Directive: Go through the entries below and collect each line with the string "站稳政治立场" in it.

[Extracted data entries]
○ ○ ○ ○ ○ ○ ○
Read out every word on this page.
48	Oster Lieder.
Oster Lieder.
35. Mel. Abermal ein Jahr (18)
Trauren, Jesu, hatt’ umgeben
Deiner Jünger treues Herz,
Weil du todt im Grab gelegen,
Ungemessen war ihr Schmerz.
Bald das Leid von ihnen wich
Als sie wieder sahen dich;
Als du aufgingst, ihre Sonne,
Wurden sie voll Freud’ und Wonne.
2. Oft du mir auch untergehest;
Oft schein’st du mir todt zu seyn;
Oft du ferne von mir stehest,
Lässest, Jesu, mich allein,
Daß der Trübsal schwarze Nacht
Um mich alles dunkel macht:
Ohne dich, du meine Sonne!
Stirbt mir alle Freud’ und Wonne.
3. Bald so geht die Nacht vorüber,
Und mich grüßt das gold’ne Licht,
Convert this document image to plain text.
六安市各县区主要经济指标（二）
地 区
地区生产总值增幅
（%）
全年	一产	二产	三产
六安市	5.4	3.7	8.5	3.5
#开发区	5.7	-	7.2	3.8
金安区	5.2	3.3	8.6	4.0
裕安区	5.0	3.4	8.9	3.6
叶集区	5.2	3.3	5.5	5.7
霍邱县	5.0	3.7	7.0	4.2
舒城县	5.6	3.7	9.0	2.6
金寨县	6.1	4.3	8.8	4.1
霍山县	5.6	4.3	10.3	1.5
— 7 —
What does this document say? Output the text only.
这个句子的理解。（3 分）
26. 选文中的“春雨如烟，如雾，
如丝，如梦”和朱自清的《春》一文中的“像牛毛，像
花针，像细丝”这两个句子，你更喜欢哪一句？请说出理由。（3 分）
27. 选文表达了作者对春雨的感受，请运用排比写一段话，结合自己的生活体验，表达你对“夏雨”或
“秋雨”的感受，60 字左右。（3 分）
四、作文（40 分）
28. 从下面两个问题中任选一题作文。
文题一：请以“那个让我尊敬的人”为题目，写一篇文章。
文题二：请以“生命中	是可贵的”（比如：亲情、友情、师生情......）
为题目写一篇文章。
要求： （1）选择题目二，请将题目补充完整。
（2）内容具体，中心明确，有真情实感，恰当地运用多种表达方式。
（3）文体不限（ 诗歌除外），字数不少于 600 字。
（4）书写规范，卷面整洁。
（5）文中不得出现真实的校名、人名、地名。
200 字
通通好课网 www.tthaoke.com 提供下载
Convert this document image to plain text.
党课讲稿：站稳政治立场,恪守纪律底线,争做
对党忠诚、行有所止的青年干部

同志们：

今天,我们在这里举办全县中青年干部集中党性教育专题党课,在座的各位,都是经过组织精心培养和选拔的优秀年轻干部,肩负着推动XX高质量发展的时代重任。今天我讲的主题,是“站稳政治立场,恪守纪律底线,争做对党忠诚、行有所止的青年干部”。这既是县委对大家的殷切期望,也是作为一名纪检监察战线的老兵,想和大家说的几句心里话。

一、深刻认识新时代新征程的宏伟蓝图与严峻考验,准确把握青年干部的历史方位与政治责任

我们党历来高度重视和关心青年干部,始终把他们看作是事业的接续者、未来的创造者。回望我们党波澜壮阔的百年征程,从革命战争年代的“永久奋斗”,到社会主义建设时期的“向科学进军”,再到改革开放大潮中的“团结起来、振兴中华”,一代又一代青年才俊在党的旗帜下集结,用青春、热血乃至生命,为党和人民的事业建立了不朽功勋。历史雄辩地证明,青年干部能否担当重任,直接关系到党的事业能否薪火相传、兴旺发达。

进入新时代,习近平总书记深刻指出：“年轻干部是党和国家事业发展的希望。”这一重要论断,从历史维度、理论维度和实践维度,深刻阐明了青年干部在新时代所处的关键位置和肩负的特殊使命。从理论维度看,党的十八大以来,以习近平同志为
○ ○ ○ ○ ○ ○ ○
The result:
党课讲稿：站稳政治立场,恪守纪律底线,争做
今天,我们在这里举办全县中青年干部集中党性教育专题党课,在座的各位,都是经过组织精心培养和选拔的优秀年轻干部,肩负着推动XX高质量发展的时代重任。今天我讲的主题,是“站稳政治立场,恪守纪律底线,争做对党忠诚、行有所止的青年干部”。这既是县委对大家的殷切期望,也是作为一名纪检监察战线的老兵,想和大家说的几句心里话。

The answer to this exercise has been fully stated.